## START Listed records

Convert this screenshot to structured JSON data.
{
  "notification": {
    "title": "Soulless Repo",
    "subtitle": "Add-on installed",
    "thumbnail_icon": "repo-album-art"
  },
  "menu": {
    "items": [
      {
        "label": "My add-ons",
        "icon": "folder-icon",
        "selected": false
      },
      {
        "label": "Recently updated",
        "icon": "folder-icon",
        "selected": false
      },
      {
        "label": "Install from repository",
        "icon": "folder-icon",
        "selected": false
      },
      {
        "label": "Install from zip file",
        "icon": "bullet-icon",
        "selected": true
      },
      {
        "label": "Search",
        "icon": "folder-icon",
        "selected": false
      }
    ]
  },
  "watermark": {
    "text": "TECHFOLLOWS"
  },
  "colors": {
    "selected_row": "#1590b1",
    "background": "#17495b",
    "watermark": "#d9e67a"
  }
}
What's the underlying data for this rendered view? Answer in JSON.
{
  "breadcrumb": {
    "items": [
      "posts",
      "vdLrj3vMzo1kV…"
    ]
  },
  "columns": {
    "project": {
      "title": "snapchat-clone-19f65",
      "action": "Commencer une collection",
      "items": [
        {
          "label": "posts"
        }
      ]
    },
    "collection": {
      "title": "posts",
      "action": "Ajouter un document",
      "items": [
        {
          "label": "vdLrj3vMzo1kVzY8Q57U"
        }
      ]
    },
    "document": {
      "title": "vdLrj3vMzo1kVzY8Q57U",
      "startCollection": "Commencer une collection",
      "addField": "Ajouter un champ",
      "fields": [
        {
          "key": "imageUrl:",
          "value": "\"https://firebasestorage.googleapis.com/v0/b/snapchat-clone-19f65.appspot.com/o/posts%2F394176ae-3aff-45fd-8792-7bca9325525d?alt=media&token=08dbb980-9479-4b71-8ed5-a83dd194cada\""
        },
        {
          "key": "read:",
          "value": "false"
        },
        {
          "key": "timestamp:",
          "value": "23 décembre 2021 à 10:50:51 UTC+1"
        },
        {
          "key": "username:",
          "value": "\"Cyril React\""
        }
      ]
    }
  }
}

## END Listed records

● **Exercise description**
Extract every line containing the string "JSON" from the data above.

● **Task response**
Convert this screenshot to structured JSON data.
What's the underlying data for this rendered view? Answer in JSON.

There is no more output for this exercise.